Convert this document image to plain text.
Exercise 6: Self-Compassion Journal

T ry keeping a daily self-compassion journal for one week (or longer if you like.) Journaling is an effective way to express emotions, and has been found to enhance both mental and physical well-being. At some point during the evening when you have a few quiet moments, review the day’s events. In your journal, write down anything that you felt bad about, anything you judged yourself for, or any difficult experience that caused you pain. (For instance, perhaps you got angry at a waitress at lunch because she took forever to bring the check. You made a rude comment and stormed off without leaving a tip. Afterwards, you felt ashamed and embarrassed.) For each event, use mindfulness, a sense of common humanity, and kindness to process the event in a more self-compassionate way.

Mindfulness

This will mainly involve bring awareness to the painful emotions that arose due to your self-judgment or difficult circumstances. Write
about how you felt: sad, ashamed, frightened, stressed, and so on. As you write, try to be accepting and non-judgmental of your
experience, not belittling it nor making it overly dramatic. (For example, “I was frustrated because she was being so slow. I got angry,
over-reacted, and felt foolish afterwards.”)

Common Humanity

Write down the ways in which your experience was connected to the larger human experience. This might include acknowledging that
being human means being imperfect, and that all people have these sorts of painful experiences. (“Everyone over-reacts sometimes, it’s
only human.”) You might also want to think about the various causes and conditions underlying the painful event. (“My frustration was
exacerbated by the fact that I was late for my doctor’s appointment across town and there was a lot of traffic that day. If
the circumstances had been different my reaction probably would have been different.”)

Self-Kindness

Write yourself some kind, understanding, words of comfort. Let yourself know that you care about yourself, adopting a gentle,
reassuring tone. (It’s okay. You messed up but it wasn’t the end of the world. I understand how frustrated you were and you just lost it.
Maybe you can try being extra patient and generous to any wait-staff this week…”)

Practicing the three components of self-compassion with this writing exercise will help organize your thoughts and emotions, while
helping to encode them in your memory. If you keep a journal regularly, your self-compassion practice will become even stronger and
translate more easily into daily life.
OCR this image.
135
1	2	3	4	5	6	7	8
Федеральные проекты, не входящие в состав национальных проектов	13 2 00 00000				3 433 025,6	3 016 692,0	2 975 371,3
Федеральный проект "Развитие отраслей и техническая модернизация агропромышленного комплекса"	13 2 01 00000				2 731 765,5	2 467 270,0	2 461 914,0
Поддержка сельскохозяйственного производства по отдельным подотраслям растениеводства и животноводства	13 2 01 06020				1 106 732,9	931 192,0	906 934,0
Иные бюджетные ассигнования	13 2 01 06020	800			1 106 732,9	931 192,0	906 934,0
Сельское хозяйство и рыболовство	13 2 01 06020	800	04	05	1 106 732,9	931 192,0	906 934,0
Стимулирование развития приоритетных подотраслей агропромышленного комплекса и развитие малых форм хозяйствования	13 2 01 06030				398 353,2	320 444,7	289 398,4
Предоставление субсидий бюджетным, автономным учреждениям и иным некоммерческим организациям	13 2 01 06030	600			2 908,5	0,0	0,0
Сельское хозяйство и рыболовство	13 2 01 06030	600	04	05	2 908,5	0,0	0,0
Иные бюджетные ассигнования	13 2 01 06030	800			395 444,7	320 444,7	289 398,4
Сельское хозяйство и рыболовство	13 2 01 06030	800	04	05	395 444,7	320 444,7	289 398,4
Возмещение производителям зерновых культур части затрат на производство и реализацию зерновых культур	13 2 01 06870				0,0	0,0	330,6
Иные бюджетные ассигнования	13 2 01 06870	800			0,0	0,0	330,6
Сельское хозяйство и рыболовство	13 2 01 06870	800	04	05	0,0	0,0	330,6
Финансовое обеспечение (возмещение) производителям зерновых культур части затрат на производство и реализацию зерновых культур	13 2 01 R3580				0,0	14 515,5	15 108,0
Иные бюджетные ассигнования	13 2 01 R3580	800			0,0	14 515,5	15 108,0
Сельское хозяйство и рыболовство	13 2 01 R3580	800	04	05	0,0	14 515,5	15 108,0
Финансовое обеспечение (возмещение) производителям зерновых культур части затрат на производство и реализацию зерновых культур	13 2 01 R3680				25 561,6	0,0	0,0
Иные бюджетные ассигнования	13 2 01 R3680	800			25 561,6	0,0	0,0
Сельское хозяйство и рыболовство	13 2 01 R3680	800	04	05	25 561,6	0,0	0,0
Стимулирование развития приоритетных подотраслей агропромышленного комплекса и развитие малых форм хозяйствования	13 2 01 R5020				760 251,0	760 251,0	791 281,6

------------------------

### Exercise brief
Transcribe all of the material exactly. Omit nothing.

### Finished answer
Convert this document image to plain text.
Exercise 6: Self-Compassion Journal

T ry keeping a daily self-compassion journal for one week (or longer if you like.) Journaling is an effective way to express emotions, and has been found to enhance both mental and physical well-being. At some point during the evening when you have a few quiet moments, review the day’s events. In your journal, write down anything that you felt bad about, anything you judged yourself for, or any difficult experience that caused you pain. (For instance, perhaps you got angry at a waitress at lunch because she took forever to bring the check. You made a rude comment and stormed off without leaving a tip. Afterwards, you felt ashamed and embarrassed.) For each event, use mindfulness, a sense of common humanity, and kindness to process the event in a more self-compassionate way.

Mindfulness

This will mainly involve bring awareness to the painful emotions that arose due to your self-judgment or difficult circumstances. Write
about how you felt: sad, ashamed, frightened, stressed, and so on. As you write, try to be accepting and non-judgmental of your
experience, not belittling it nor making it overly dramatic. (For example, “I was frustrated because she was being so slow. I got angry,
over-reacted, and felt foolish afterwards.”)

Common Humanity

Write down the ways in which your experience was connected to the larger human experience. This might include acknowledging that
being human means being imperfect, and that all people have these sorts of painful experiences. (“Everyone over-reacts sometimes, it’s
only human.”) You might also want to think about the various causes and conditions underlying the painful event. (“My frustration was
exacerbated by the fact that I was late for my doctor’s appointment across town and there was a lot of traffic that day. If
the circumstances had been different my reaction probably would have been different.”)

Self-Kindness

Write yourself some kind, understanding, words of comfort. Let yourself know that you care about yourself, adopting a gentle,
reassuring tone. (It’s okay. You messed up but it wasn’t the end of the world. I understand how frustrated you were and you just lost it.
Maybe you can try being extra patient and generous to any wait-staff this week…”)

Practicing the three components of self-compassion with this writing exercise will help organize your thoughts and emotions, while
helping to encode them in your memory. If you keep a journal regularly, your self-compassion practice will become even stronger and
translate more easily into daily life.
OCR this image.
135
1	2	3	4	5	6	7	8
Федеральные проекты, не входящие в состав национальных проектов	13 2 00 00000				3 433 025,6	3 016 692,0	2 975 371,3
Федеральный проект "Развитие отраслей и техническая модернизация агропромышленного комплекса"	13 2 01 00000				2 731 765,5	2 467 270,0	2 461 914,0
Поддержка сельскохозяйственного производства по отдельным подотраслям растениеводства и животноводства	13 2 01 06020				1 106 732,9	931 192,0	906 934,0
Иные бюджетные ассигнования	13 2 01 06020	800			1 106 732,9	931 192,0	906 934,0
Сельское хозяйство и рыболовство	13 2 01 06020	800	04	05	1 106 732,9	931 192,0	906 934,0
Стимулирование развития приоритетных подотраслей агропромышленного комплекса и развитие малых форм хозяйствования	13 2 01 06030				398 353,2	320 444,7	289 398,4
Предоставление субсидий бюджетным, автономным учреждениям и иным некоммерческим организациям	13 2 01 06030	600			2 908,5	0,0	0,0
Сельское хозяйство и рыболовство	13 2 01 06030	600	04	05	2 908,5	0,0	0,0
Иные бюджетные ассигнования	13 2 01 06030	800			395 444,7	320 444,7	289 398,4
Сельское хозяйство и рыболовство	13 2 01 06030	800	04	05	395 444,7	320 444,7	289 398,4
Возмещение производителям зерновых культур части затрат на производство и реализацию зерновых культур	13 2 01 06870				0,0	0,0	330,6
Иные бюджетные ассигнования	13 2 01 06870	800			0,0	0,0	330,6
Сельское хозяйство и рыболовство	13 2 01 06870	800	04	05	0,0	0,0	330,6
Финансовое обеспечение (возмещение) производителям зерновых культур части затрат на производство и реализацию зерновых культур	13 2 01 R3580				0,0	14 515,5	15 108,0
Иные бюджетные ассигнования	13 2 01 R3580	800			0,0	14 515,5	15 108,0
Сельское хозяйство и рыболовство	13 2 01 R3580	800	04	05	0,0	14 515,5	15 108,0
Финансовое обеспечение (возмещение) производителям зерновых культур части затрат на производство и реализацию зерновых культур	13 2 01 R3680				25 561,6	0,0	0,0
Иные бюджетные ассигнования	13 2 01 R3680	800			25 561,6	0,0	0,0
Сельское хозяйство и рыболовство	13 2 01 R3680	800	04	05	25 561,6	0,0	0,0
Стимулирование развития приоритетных подотраслей агропромышленного комплекса и развитие малых форм хозяйствования	13 2 01 R5020				760 251,0	760 251,0	791 281,6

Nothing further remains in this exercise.